Goal
Copy the data exactly as it appears, and do not include any pictures.

Source material
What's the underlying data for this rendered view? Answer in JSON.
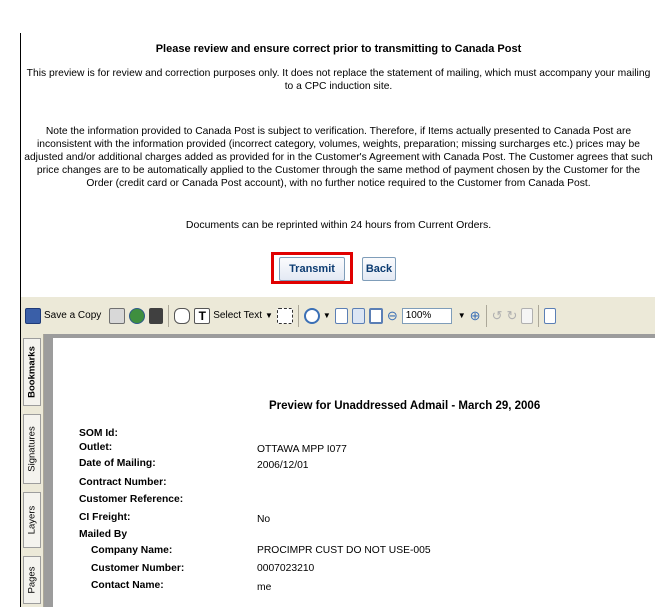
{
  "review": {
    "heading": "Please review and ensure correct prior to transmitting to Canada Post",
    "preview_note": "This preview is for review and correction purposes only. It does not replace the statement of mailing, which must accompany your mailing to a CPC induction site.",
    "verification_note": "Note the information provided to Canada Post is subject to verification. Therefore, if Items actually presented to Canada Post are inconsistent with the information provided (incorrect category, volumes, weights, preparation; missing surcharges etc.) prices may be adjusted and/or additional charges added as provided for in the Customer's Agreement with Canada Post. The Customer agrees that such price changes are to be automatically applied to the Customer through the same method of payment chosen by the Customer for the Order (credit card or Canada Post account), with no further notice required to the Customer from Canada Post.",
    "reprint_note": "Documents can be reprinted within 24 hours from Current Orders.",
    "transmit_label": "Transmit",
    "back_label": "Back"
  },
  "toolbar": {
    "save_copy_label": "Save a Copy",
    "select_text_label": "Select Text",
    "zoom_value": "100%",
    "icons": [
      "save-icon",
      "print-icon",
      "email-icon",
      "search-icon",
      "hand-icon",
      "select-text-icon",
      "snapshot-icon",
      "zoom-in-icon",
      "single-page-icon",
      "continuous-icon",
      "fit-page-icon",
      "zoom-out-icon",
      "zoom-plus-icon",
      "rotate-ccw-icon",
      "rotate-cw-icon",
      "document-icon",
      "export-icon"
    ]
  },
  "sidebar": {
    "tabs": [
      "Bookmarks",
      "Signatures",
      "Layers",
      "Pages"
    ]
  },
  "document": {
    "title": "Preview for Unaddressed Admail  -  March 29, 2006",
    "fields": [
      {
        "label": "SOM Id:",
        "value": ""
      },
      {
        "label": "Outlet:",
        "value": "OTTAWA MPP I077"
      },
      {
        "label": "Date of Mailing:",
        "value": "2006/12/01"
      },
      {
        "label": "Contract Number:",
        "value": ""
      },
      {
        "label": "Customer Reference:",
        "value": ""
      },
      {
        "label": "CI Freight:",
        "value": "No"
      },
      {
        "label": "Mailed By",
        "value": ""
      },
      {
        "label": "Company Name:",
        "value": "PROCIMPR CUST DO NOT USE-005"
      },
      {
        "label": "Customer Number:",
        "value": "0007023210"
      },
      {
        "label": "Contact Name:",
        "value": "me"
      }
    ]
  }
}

Answer below
What's the underlying data for this rendered view? Answer in JSON.
{
  "review": {
    "heading": "Please review and ensure correct prior to transmitting to Canada Post",
    "preview_note": "This preview is for review and correction purposes only. It does not replace the statement of mailing, which must accompany your mailing to a CPC induction site.",
    "verification_note": "Note the information provided to Canada Post is subject to verification. Therefore, if Items actually presented to Canada Post are inconsistent with the information provided (incorrect category, volumes, weights, preparation; missing surcharges etc.) prices may be adjusted and/or additional charges added as provided for in the Customer's Agreement with Canada Post. The Customer agrees that such price changes are to be automatically applied to the Customer through the same method of payment chosen by the Customer for the Order (credit card or Canada Post account), with no further notice required to the Customer from Canada Post.",
    "reprint_note": "Documents can be reprinted within 24 hours from Current Orders.",
    "transmit_label": "Transmit",
    "back_label": "Back"
  },
  "toolbar": {
    "save_copy_label": "Save a Copy",
    "select_text_label": "Select Text",
    "zoom_value": "100%",
    "icons": [
      "save-icon",
      "print-icon",
      "email-icon",
      "search-icon",
      "hand-icon",
      "select-text-icon",
      "snapshot-icon",
      "zoom-in-icon",
      "single-page-icon",
      "continuous-icon",
      "fit-page-icon",
      "zoom-out-icon",
      "zoom-plus-icon",
      "rotate-ccw-icon",
      "rotate-cw-icon",
      "document-icon",
      "export-icon"
    ]
  },
  "sidebar": {
    "tabs": [
      "Bookmarks",
      "Signatures",
      "Layers",
      "Pages"
    ]
  },
  "document": {
    "title": "Preview for Unaddressed Admail  -  March 29, 2006",
    "fields": [
      {
        "label": "SOM Id:",
        "value": ""
      },
      {
        "label": "Outlet:",
        "value": "OTTAWA MPP I077"
      },
      {
        "label": "Date of Mailing:",
        "value": "2006/12/01"
      },
      {
        "label": "Contract Number:",
        "value": ""
      },
      {
        "label": "Customer Reference:",
        "value": ""
      },
      {
        "label": "CI Freight:",
        "value": "No"
      },
      {
        "label": "Mailed By",
        "value": ""
      },
      {
        "label": "Company Name:",
        "value": "PROCIMPR CUST DO NOT USE-005"
      },
      {
        "label": "Customer Number:",
        "value": "0007023210"
      },
      {
        "label": "Contact Name:",
        "value": "me"
      }
    ]
  }
}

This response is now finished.